# Фрагмент текста
==*==

24 мая. Папу вызвали в прокуратуру. Прокурор требует освободить квартиру. Нам дают по ул. Гоголя четыре комнаты на 1-м этаже, удобства во дворе. Папа отказался.

1 июня. Папу и маму вызвали опять 26 мая. Больше я их не видела. Они в тюрьме. Два дня шел обыск. Следователь - женщина совала себе под жакет чулки, мамины блузки. Все описали. Меня выгнали. Я успела вынести продукты к тете Ане и несколько платьев. Мне дали железную кровать, одеяло и зимнее пальто. Остальное разграбили. Квартиру занял прокурор.

15 июня. Каждый день ношу передачи в тюрьму. Просиживаю целые дни. Арестовали дядю Валю.

16 июня. Тетка меня выгнала. Сказала, что я дочь арестантов. Пока пошла жить к бабушке.

27 июня. Вчера пришли НКВДешники. Дали 20 минут на сборы и выслали деда с бабушкой. Дед - болгарин, ему 84 года, бабушке 76 лет. Они не могли влезть на грузовик. Их закинули, как мешки.

Дневник Володи Борисенко

О дневнике, который вёл 13-летний Володя Борисенко в оккупированном Крыму, его родственники знали. Но где находится тетрадь, не помнил даже сам Владимир Фёдорович: то ли осталась в Феодосии, то ли совсем пропала... И только после смерти отца в 1986 году его дочь Марина, разбирая бумаги, нашла эти записи и автобиографию, в которой кратко перечислены события, описанные в его дневнике: «До декабря 1943 г. я существовал, прячась от облав и от угона в Германию, но в декабре под угрозой расстрела пришлось стать на учёт на биржу труда, откуда 4 декабря был послан работать на электростанцию в качестве чернорабочего. В марте 1944 г. все рабочие электростанции были увезены на грузовиках к Севастополю, для дальнейшей отправки в Германию. В пригороде Севастополя, Инкермане, во время налёта наших штурмовиков мне, а также трём моим товарищам удалось бежать в лес...»

==*==

# Цель задания
Повторите, пожалуйста, дословно часть фрагмента текста выше: начните со слов «27 июня. Вчера» и продолжайте вплоть до слов «закинули, как мешки.» включительно.

==*==

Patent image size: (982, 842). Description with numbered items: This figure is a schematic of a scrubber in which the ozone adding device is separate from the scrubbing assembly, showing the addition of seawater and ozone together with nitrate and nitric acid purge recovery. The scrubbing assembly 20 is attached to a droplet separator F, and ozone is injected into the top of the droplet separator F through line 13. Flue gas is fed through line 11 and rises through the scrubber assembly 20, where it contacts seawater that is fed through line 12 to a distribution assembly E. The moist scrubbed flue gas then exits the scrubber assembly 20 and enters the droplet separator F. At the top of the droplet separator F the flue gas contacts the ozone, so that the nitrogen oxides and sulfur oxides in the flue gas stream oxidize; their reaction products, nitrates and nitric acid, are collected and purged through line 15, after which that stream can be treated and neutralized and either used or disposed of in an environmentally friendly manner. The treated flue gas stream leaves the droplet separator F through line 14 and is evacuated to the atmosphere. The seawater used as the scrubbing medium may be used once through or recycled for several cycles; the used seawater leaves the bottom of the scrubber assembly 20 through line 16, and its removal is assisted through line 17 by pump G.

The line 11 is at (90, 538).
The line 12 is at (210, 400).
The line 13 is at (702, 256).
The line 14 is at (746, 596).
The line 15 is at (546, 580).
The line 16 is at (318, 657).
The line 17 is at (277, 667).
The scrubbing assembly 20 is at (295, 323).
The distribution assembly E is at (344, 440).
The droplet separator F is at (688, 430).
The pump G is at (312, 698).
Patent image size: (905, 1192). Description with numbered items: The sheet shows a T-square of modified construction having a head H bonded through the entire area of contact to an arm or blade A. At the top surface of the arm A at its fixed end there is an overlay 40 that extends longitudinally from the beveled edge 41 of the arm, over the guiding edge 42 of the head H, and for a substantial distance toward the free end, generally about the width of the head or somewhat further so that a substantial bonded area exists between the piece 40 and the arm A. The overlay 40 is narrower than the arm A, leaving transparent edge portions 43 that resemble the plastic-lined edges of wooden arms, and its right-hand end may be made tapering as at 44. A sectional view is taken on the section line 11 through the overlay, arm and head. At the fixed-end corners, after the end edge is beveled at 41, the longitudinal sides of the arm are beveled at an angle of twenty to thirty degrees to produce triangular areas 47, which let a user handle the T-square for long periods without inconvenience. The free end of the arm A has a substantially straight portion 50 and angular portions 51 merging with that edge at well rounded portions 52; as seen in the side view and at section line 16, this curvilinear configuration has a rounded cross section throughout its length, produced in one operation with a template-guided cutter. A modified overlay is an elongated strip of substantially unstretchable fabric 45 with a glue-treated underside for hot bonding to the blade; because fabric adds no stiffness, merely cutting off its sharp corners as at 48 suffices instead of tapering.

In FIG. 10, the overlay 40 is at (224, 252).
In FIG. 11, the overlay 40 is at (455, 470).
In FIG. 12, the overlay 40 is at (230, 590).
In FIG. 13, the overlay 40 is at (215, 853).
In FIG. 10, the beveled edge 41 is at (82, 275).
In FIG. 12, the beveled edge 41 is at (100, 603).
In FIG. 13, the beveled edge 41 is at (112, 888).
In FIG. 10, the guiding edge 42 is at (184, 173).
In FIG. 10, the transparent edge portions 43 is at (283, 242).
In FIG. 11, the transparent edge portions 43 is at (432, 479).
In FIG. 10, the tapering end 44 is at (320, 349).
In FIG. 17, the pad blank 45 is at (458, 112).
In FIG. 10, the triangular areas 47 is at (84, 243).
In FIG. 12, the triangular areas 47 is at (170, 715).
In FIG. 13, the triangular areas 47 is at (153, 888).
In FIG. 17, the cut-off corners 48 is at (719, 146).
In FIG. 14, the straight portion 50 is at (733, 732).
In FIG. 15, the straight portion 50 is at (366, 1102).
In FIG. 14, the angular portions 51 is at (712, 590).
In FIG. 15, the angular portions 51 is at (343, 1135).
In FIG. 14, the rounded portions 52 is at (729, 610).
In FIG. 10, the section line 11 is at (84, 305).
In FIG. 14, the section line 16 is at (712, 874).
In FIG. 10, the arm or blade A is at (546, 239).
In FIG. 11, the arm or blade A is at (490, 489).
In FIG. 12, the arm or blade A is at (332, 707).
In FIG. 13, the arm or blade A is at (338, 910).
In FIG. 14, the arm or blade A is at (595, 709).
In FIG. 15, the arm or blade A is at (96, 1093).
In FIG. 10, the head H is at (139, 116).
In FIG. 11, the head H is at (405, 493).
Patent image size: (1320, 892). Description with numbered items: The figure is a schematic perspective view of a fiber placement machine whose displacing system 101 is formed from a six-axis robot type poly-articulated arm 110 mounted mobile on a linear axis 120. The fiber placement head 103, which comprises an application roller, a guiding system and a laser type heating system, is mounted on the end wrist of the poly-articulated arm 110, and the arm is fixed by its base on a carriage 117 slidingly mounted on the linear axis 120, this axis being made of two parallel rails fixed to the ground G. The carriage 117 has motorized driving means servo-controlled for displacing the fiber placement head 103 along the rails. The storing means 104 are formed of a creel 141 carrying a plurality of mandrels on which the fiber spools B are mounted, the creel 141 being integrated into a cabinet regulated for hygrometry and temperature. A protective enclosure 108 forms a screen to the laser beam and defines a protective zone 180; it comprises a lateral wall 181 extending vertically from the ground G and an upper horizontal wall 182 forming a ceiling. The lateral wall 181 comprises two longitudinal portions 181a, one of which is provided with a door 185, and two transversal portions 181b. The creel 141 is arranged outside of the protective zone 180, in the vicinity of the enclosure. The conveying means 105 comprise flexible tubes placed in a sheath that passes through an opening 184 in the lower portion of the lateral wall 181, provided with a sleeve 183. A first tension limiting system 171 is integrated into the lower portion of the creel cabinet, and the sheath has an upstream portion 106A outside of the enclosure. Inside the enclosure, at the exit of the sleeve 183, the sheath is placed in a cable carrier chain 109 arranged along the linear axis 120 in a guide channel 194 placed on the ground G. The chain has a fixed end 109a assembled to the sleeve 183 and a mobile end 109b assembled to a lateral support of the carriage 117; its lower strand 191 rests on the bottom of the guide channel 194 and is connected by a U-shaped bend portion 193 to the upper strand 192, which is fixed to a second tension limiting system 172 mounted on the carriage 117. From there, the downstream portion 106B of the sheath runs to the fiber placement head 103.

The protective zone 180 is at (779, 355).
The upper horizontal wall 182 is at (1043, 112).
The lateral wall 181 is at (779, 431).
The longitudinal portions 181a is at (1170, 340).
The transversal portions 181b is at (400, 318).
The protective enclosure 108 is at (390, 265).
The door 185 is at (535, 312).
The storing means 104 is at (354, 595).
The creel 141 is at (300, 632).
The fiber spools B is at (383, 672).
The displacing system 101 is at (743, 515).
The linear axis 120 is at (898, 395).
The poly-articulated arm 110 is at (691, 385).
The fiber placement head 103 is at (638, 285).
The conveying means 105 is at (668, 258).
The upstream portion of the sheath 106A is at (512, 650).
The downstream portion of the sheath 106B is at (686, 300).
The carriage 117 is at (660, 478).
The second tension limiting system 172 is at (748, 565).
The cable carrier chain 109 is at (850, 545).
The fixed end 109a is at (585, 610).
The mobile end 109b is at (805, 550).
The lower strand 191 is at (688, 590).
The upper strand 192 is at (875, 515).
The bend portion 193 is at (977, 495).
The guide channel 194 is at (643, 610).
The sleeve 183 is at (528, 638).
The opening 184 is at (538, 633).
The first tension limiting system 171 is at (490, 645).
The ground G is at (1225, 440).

==*==

# Результат задания
27 июня. Вчера пришли НКВДешники. Дали 20 минут на сборы и выслали деда с бабушкой. Дед - болгарин, ему 84 года, бабушке 76 лет. Они не могли влезть на грузовик. Их закинули, как мешки.